Given instruction:
Copy, from the entries below, each line where the word "JSON" can be found.
━━━━━━━━━━━━━━━━
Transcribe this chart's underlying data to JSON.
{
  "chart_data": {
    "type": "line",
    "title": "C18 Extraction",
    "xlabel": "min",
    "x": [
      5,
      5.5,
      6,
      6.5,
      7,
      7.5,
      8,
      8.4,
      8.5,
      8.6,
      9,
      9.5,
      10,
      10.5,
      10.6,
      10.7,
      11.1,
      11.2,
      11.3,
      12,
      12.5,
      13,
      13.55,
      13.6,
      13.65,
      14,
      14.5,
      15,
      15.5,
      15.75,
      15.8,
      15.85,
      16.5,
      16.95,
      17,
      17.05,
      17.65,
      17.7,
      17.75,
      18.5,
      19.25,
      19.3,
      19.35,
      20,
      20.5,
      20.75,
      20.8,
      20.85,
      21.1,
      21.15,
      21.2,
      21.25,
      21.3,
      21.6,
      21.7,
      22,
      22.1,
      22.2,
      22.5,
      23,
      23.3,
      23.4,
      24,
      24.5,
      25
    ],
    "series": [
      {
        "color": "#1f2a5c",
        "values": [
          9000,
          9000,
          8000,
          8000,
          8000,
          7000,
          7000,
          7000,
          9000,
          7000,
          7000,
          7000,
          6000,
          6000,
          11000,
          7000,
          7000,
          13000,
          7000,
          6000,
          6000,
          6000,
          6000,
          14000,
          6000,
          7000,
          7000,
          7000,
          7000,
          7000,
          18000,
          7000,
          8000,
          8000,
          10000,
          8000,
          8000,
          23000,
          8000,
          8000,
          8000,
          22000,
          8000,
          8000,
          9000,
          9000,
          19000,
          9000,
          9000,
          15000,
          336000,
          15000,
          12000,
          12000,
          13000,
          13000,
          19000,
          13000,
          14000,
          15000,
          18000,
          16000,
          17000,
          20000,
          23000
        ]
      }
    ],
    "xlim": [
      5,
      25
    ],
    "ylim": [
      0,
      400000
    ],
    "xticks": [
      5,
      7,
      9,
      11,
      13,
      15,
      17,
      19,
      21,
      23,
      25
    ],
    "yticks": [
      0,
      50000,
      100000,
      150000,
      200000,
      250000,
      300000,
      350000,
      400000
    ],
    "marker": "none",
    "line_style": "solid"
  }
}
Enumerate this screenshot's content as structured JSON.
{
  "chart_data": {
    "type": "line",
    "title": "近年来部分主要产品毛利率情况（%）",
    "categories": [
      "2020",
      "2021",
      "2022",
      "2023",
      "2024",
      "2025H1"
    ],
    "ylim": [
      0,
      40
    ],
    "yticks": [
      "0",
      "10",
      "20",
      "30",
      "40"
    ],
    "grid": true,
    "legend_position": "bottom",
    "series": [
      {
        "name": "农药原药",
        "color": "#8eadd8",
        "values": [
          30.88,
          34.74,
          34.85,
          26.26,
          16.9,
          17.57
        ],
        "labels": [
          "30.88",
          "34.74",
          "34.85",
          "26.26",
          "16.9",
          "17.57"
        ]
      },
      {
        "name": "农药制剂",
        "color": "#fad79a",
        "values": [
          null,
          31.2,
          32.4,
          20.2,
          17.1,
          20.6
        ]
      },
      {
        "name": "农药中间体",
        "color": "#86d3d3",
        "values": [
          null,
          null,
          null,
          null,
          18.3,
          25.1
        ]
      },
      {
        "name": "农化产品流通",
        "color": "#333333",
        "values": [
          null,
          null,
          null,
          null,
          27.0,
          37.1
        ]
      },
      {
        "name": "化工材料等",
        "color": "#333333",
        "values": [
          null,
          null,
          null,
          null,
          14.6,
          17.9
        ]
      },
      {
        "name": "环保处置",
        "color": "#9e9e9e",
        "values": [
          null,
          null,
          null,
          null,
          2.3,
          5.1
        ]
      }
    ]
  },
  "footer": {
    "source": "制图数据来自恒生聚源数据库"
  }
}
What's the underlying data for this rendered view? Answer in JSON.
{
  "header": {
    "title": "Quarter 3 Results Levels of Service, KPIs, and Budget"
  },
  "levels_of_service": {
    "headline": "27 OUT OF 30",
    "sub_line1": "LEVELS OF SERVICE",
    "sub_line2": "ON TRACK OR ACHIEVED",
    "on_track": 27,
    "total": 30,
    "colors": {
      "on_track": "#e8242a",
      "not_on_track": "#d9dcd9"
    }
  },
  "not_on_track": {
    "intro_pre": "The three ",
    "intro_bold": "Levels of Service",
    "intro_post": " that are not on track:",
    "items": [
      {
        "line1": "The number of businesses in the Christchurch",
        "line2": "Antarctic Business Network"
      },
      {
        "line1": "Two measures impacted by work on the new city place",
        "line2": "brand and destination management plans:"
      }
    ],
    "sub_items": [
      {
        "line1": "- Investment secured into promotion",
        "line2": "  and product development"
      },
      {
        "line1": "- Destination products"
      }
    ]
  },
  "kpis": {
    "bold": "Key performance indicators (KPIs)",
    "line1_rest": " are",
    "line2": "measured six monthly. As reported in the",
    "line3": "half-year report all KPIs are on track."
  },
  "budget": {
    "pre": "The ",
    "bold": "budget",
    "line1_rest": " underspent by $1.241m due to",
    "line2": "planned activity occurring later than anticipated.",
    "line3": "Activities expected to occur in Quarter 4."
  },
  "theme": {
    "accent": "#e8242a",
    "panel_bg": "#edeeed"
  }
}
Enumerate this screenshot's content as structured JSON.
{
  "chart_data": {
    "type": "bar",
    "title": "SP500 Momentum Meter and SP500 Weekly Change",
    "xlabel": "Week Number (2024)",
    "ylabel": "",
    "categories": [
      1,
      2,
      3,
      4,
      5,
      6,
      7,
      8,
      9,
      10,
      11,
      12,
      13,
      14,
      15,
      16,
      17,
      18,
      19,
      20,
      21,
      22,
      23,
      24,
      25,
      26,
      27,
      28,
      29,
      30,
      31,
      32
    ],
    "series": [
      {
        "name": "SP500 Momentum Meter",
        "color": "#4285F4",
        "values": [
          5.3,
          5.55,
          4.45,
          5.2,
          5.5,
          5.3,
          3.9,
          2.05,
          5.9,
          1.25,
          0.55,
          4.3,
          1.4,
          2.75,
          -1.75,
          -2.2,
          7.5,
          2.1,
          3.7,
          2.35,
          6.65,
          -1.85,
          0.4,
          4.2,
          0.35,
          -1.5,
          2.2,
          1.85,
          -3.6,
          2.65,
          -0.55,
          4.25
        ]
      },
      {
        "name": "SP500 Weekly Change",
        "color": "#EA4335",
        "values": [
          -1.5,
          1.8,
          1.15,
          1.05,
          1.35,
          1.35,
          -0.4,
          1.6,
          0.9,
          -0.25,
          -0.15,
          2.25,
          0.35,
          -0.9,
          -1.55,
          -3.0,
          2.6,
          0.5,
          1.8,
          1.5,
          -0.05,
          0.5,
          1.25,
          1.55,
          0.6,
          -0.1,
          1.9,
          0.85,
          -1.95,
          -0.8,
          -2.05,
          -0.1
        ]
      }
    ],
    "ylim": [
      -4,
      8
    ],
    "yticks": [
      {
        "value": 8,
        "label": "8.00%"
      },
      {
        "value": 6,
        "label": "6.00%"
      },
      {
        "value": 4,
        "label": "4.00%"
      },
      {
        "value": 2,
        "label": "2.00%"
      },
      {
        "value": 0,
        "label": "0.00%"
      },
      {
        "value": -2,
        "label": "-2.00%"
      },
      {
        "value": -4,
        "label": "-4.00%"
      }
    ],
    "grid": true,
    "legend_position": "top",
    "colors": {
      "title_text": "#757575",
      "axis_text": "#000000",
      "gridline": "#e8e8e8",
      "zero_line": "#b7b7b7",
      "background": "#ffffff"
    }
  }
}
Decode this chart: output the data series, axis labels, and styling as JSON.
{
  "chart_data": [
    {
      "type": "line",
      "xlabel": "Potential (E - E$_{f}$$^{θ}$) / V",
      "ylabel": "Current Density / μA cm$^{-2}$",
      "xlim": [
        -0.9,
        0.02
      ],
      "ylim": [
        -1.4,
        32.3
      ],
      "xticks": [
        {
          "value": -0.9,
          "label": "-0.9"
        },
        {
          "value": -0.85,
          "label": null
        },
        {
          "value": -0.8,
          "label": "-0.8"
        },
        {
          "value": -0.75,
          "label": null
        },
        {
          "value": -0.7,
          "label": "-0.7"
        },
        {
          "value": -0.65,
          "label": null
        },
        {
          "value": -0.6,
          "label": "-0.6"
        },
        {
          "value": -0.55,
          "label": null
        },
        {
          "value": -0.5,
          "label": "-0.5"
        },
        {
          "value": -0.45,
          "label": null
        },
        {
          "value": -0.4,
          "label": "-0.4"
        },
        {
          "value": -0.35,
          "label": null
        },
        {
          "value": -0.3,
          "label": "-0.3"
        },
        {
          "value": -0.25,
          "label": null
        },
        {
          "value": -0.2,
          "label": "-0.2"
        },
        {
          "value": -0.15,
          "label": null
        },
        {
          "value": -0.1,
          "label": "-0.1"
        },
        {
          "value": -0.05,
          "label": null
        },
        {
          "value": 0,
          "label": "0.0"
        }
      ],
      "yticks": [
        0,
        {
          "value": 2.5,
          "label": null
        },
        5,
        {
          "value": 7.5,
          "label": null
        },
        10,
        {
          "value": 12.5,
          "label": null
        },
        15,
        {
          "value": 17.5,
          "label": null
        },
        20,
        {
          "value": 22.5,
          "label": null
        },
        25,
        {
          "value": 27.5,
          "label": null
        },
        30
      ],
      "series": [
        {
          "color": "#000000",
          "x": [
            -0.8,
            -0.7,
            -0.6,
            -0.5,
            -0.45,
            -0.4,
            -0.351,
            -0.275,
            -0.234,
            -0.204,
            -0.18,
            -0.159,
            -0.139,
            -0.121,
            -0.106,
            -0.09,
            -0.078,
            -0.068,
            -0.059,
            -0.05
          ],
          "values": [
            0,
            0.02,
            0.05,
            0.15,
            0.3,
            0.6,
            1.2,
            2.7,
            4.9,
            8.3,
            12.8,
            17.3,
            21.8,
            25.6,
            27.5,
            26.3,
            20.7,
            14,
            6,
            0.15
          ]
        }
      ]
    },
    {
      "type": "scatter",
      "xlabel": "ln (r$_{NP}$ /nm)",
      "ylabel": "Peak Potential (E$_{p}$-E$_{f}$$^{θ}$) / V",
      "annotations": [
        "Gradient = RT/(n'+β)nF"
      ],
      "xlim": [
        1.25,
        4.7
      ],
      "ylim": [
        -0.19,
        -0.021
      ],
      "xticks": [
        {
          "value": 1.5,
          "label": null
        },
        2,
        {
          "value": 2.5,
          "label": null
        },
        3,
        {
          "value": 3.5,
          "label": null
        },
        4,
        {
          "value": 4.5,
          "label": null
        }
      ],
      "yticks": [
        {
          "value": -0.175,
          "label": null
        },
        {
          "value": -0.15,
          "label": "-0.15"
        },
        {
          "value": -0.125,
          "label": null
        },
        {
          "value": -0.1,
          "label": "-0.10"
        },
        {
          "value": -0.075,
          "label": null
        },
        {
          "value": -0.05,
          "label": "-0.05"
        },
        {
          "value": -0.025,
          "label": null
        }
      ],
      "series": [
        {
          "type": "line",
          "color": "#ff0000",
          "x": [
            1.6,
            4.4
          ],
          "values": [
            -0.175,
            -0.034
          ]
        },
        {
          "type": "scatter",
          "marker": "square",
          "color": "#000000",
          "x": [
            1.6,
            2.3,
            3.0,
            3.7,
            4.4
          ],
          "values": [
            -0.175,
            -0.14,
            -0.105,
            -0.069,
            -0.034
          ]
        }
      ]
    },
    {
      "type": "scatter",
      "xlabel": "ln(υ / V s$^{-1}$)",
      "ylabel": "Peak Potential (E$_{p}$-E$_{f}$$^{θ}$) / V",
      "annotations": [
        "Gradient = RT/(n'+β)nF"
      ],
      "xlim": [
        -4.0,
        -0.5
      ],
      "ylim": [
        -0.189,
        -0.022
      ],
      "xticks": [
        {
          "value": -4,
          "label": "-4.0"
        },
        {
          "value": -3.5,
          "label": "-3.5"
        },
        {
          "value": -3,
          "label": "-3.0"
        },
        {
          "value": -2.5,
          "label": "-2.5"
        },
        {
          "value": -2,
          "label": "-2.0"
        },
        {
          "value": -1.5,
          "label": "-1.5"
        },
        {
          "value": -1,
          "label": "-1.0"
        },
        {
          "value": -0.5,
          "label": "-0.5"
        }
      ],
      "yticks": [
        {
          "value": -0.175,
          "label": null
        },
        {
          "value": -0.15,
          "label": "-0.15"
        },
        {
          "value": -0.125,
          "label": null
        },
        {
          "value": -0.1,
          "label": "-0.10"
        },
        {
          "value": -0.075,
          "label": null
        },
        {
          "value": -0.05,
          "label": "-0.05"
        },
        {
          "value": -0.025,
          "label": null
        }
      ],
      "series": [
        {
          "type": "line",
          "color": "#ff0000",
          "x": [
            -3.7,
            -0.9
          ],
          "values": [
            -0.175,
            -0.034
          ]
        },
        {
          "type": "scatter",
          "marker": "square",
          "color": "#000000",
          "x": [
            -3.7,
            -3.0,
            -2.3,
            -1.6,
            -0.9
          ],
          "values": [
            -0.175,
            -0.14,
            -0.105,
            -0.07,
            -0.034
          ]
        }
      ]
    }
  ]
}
━━━━━━━━━━━━━━━━
Output of the task:
Transcribe this chart's underlying data to JSON.
Enumerate this screenshot's content as structured JSON.
What's the underlying data for this rendered view? Answer in JSON.
Enumerate this screenshot's content as structured JSON.
Decode this chart: output the data series, axis labels, and styling as JSON.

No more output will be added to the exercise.